-- GOAL --
State how many lines of the material below contain the string "检测求助", giving only the number.

--- BEGIN DATASET ---

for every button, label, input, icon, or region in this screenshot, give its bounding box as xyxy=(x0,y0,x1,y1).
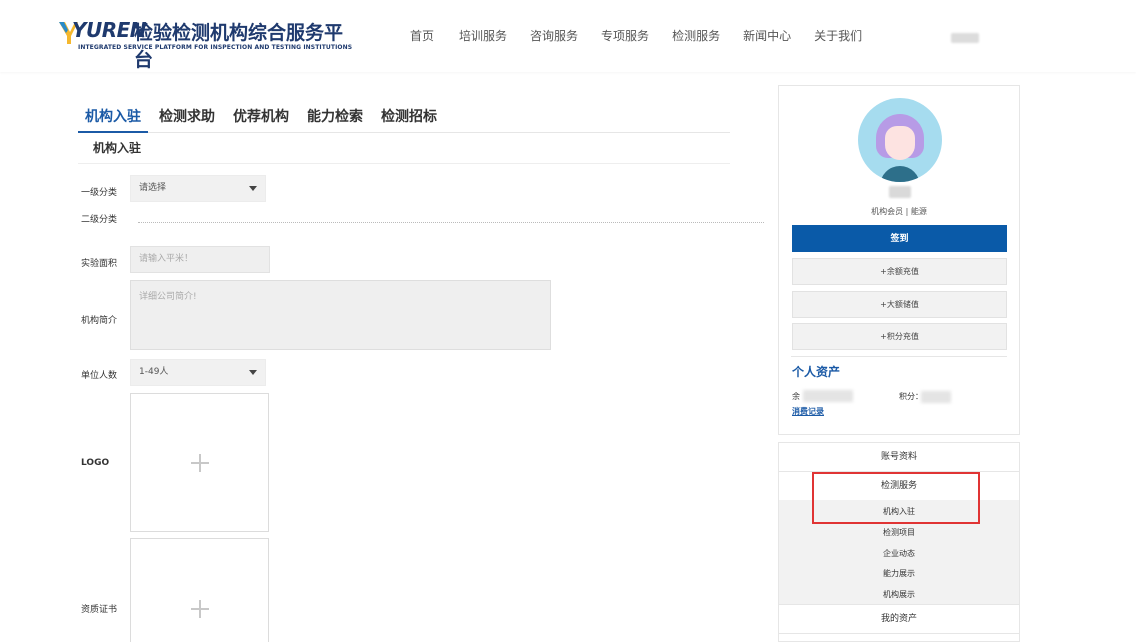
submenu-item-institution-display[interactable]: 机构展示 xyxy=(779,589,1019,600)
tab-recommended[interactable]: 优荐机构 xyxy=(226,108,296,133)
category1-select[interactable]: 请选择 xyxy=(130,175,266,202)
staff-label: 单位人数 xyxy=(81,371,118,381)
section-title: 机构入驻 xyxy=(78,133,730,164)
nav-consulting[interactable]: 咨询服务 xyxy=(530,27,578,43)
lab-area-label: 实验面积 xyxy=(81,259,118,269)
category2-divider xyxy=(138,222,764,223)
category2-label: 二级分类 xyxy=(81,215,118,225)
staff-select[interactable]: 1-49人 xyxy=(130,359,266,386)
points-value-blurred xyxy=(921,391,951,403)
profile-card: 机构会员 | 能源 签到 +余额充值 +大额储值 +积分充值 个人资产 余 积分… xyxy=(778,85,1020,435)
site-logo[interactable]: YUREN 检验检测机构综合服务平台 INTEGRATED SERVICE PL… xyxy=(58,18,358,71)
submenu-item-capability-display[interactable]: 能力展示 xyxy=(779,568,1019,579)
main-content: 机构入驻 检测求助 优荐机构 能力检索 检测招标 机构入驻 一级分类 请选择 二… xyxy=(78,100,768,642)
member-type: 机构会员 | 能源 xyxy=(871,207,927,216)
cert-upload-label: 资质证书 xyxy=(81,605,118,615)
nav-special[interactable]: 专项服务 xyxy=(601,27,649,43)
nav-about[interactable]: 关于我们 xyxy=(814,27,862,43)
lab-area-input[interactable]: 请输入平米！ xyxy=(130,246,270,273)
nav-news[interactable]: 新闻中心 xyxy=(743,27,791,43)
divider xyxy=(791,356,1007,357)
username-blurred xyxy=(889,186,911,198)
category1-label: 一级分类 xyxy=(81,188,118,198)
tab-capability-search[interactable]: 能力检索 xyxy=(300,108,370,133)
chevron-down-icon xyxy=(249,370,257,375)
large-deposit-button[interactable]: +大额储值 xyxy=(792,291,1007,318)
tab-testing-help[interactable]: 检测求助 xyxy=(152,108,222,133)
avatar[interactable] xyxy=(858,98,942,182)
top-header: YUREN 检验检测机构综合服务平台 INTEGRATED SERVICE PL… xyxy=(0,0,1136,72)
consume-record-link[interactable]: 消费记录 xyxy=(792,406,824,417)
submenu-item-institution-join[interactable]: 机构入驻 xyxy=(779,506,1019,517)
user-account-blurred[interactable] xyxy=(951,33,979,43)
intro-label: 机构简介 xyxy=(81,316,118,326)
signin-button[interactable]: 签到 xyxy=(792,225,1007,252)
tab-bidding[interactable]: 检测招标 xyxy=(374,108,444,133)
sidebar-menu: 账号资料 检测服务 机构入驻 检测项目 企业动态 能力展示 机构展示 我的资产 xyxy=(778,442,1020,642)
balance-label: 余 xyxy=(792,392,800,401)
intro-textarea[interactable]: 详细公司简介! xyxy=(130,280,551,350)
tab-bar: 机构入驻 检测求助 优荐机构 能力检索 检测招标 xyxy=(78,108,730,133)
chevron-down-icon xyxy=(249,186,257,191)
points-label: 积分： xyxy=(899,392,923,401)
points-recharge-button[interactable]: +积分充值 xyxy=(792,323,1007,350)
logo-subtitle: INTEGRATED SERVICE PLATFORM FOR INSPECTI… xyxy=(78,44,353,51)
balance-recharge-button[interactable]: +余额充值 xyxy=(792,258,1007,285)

--- END DATASET ---

-- COMPLETE RESPONSE --
3